## GIVEN INSTRUCTION
Extract each record and reproduce it exactly.

## THE DATA
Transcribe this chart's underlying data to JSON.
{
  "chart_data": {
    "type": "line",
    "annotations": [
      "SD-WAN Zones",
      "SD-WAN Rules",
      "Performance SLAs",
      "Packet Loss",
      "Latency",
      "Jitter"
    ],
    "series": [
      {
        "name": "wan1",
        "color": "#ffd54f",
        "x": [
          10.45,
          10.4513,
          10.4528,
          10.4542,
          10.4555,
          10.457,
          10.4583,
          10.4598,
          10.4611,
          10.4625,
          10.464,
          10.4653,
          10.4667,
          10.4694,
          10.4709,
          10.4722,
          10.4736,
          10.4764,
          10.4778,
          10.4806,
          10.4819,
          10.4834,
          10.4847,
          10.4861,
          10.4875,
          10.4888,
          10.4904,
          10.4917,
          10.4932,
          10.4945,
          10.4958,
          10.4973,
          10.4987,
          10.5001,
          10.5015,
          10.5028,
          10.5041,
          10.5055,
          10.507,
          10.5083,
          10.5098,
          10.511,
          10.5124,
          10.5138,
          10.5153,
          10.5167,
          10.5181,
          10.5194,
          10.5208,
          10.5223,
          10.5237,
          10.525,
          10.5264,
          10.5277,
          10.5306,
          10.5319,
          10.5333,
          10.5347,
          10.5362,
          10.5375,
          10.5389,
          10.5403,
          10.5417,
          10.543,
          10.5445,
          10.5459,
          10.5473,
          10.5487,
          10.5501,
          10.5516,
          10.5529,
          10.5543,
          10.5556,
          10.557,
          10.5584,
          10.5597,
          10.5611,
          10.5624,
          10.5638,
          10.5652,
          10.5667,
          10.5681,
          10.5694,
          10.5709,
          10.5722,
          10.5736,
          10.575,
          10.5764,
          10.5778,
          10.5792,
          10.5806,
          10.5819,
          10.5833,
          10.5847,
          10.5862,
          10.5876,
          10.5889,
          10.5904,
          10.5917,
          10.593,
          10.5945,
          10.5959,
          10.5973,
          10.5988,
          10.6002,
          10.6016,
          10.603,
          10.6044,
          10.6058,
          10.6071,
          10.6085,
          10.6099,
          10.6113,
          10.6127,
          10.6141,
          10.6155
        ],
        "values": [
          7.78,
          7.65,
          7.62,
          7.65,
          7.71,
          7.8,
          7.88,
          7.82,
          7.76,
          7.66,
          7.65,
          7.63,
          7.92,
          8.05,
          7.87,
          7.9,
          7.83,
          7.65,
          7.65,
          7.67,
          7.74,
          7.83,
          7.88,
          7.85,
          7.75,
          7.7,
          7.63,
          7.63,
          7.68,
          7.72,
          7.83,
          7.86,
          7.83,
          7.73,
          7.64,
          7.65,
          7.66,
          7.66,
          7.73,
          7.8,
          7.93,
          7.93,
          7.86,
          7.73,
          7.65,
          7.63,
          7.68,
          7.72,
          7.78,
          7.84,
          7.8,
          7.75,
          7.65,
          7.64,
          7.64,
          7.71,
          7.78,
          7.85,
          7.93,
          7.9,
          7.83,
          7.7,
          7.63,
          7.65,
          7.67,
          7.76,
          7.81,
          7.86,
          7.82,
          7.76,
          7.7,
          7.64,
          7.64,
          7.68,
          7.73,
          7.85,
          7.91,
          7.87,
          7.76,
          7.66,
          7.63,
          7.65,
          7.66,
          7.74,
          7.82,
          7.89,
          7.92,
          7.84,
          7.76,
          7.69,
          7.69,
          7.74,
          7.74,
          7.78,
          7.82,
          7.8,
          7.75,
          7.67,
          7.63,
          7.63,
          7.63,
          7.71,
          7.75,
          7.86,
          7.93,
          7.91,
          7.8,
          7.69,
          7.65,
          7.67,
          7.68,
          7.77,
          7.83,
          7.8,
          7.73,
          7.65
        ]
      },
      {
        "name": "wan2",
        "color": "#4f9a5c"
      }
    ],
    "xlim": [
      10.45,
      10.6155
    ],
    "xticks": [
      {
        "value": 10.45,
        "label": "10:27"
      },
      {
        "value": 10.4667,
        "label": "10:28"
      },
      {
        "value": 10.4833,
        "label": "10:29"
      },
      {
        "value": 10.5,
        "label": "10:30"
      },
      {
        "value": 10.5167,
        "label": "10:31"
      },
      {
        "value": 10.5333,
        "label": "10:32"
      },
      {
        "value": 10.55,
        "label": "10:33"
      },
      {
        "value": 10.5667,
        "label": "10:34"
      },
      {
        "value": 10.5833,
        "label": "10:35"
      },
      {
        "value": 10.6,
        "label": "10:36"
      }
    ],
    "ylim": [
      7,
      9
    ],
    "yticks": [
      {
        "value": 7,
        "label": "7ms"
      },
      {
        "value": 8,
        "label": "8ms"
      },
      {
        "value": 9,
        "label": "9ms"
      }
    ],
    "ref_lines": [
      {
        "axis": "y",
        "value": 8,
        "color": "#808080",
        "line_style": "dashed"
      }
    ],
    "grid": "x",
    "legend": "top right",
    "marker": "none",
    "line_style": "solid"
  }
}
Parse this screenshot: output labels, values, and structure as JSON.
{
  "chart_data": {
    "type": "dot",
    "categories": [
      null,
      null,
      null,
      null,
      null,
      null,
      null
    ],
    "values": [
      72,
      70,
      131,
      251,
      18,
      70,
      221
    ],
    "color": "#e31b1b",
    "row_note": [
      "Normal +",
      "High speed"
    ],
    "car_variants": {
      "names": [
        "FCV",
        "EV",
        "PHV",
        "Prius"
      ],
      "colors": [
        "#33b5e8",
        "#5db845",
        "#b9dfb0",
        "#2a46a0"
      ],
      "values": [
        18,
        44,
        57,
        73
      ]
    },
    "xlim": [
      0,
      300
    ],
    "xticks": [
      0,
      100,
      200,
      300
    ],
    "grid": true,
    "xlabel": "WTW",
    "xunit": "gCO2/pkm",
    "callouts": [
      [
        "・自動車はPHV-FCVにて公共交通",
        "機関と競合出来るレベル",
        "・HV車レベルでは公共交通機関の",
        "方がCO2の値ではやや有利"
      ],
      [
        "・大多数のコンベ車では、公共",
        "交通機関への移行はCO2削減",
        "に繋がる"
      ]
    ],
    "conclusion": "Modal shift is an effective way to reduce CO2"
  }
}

## WRITTEN RESPONSE
Transcribe this chart's underlying data to JSON.
{
  "chart_data": {
    "type": "line",
    "annotations": [
      "SD-WAN Zones",
      "SD-WAN Rules",
      "Performance SLAs",
      "Packet Loss",
      "Latency",
      "Jitter"
    ],
    "series": [
      {
        "name": "wan1",
        "color": "#ffd54f",
        "x": [
          10.45,
          10.4513,
          10.4528,
          10.4542,
          10.4555,
          10.457,
          10.4583,
          10.4598,
          10.4611,
          10.4625,
          10.464,
          10.4653,
          10.4667,
          10.4694,
          10.4709,
          10.4722,
          10.4736,
          10.4764,
          10.4778,
          10.4806,
          10.4819,
          10.4834,
          10.4847,
          10.4861,
          10.4875,
          10.4888,
          10.4904,
          10.4917,
          10.4932,
          10.4945,
          10.4958,
          10.4973,
          10.4987,
          10.5001,
          10.5015,
          10.5028,
          10.5041,
          10.5055,
          10.507,
          10.5083,
          10.5098,
          10.511,
          10.5124,
          10.5138,
          10.5153,
          10.5167,
          10.5181,
          10.5194,
          10.5208,
          10.5223,
          10.5237,
          10.525,
          10.5264,
          10.5277,
          10.5306,
          10.5319,
          10.5333,
          10.5347,
          10.5362,
          10.5375,
          10.5389,
          10.5403,
          10.5417,
          10.543,
          10.5445,
          10.5459,
          10.5473,
          10.5487,
          10.5501,
          10.5516,
          10.5529,
          10.5543,
          10.5556,
          10.557,
          10.5584,
          10.5597,
          10.5611,
          10.5624,
          10.5638,
          10.5652,
          10.5667,
          10.5681,
          10.5694,
          10.5709,
          10.5722,
          10.5736,
          10.575,
          10.5764,
          10.5778,
          10.5792,
          10.5806,
          10.5819,
          10.5833,
          10.5847,
          10.5862,
          10.5876,
          10.5889,
          10.5904,
          10.5917,
          10.593,
          10.5945,
          10.5959,
          10.5973,
          10.5988,
          10.6002,
          10.6016,
          10.603,
          10.6044,
          10.6058,
          10.6071,
          10.6085,
          10.6099,
          10.6113,
          10.6127,
          10.6141,
          10.6155
        ],
        "values": [
          7.78,
          7.65,
          7.62,
          7.65,
          7.71,
          7.8,
          7.88,
          7.82,
          7.76,
          7.66,
          7.65,
          7.63,
          7.92,
          8.05,
          7.87,
          7.9,
          7.83,
          7.65,
          7.65,
          7.67,
          7.74,
          7.83,
          7.88,
          7.85,
          7.75,
          7.7,
          7.63,
          7.63,
          7.68,
          7.72,
          7.83,
          7.86,
          7.83,
          7.73,
          7.64,
          7.65,
          7.66,
          7.66,
          7.73,
          7.8,
          7.93,
          7.93,
          7.86,
          7.73,
          7.65,
          7.63,
          7.68,
          7.72,
          7.78,
          7.84,
          7.8,
          7.75,
          7.65,
          7.64,
          7.64,
          7.71,
          7.78,
          7.85,
          7.93,
          7.9,
          7.83,
          7.7,
          7.63,
          7.65,
          7.67,
          7.76,
          7.81,
          7.86,
          7.82,
          7.76,
          7.7,
          7.64,
          7.64,
          7.68,
          7.73,
          7.85,
          7.91,
          7.87,
          7.76,
          7.66,
          7.63,
          7.65,
          7.66,
          7.74,
          7.82,
          7.89,
          7.92,
          7.84,
          7.76,
          7.69,
          7.69,
          7.74,
          7.74,
          7.78,
          7.82,
          7.8,
          7.75,
          7.67,
          7.63,
          7.63,
          7.63,
          7.71,
          7.75,
          7.86,
          7.93,
          7.91,
          7.8,
          7.69,
          7.65,
          7.67,
          7.68,
          7.77,
          7.83,
          7.8,
          7.73,
          7.65
        ]
      },
      {
        "name": "wan2",
        "color": "#4f9a5c"
      }
    ],
    "xlim": [
      10.45,
      10.6155
    ],
    "xticks": [
      {
        "value": 10.45,
        "label": "10:27"
      },
      {
        "value": 10.4667,
        "label": "10:28"
      },
      {
        "value": 10.4833,
        "label": "10:29"
      },
      {
        "value": 10.5,
        "label": "10:30"
      },
      {
        "value": 10.5167,
        "label": "10:31"
      },
      {
        "value": 10.5333,
        "label": "10:32"
      },
      {
        "value": 10.55,
        "label": "10:33"
      },
      {
        "value": 10.5667,
        "label": "10:34"
      },
      {
        "value": 10.5833,
        "label": "10:35"
      },
      {
        "value": 10.6,
        "label": "10:36"
      }
    ],
    "ylim": [
      7,
      9
    ],
    "yticks": [
      {
        "value": 7,
        "label": "7ms"
      },
      {
        "value": 8,
        "label": "8ms"
      },
      {
        "value": 9,
        "label": "9ms"
      }
    ],
    "ref_lines": [
      {
        "axis": "y",
        "value": 8,
        "color": "#808080",
        "line_style": "dashed"
      }
    ],
    "grid": "x",
    "legend": "top right",
    "marker": "none",
    "line_style": "solid"
  }
}
Parse this screenshot: output labels, values, and structure as JSON.
{
  "chart_data": {
    "type": "dot",
    "categories": [
      null,
      null,
      null,
      null,
      null,
      null,
      null
    ],
    "values": [
      72,
      70,
      131,
      251,
      18,
      70,
      221
    ],
    "color": "#e31b1b",
    "row_note": [
      "Normal +",
      "High speed"
    ],
    "car_variants": {
      "names": [
        "FCV",
        "EV",
        "PHV",
        "Prius"
      ],
      "colors": [
        "#33b5e8",
        "#5db845",
        "#b9dfb0",
        "#2a46a0"
      ],
      "values": [
        18,
        44,
        57,
        73
      ]
    },
    "xlim": [
      0,
      300
    ],
    "xticks": [
      0,
      100,
      200,
      300
    ],
    "grid": true,
    "xlabel": "WTW",
    "xunit": "gCO2/pkm",
    "callouts": [
      [
        "・自動車はPHV-FCVにて公共交通",
        "機関と競合出来るレベル",
        "・HV車レベルでは公共交通機関の",
        "方がCO2の値ではやや有利"
      ],
      [
        "・大多数のコンベ車では、公共",
        "交通機関への移行はCO2削減",
        "に繋がる"
      ]
    ],
    "conclusion": "Modal shift is an effective way to reduce CO2"
  }
}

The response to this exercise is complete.